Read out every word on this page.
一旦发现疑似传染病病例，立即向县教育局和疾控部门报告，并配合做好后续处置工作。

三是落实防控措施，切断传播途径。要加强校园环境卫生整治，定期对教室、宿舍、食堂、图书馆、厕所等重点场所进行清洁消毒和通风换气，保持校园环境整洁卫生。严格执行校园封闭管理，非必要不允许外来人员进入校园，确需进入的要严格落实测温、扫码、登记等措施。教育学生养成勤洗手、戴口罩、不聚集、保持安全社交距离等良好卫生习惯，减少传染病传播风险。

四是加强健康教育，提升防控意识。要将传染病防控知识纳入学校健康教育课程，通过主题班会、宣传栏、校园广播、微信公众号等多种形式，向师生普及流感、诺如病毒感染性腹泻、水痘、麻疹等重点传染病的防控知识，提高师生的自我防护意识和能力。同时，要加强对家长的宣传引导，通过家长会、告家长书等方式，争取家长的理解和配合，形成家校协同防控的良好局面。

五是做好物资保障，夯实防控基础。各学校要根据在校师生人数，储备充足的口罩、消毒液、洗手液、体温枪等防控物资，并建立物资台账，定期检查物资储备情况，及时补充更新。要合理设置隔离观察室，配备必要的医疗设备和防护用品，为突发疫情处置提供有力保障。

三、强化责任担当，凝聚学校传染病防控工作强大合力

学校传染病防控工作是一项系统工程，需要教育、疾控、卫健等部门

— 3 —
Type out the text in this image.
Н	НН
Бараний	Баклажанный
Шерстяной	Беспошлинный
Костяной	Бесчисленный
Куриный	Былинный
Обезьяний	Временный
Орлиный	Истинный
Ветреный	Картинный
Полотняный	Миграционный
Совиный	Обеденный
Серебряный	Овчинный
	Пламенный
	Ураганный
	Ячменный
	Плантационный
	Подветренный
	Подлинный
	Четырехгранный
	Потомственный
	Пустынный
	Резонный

#### Exercise goal:
Output an exact copy of the lines beginning at the one that holds "Type out the text in this image." and running through the final line of the records.

#### Full answer:
Type out the text in this image.
Н	НН
Бараний	Баклажанный
Шерстяной	Беспошлинный
Костяной	Бесчисленный
Куриный	Былинный
Обезьяний	Временный
Орлиный	Истинный
Ветреный	Картинный
Полотняный	Миграционный
Совиный	Обеденный
Серебряный	Овчинный
	Пламенный
	Ураганный
	Ячменный
	Плантационный
	Подветренный
	Подлинный
	Четырехгранный
	Потомственный
	Пустынный
	Резонный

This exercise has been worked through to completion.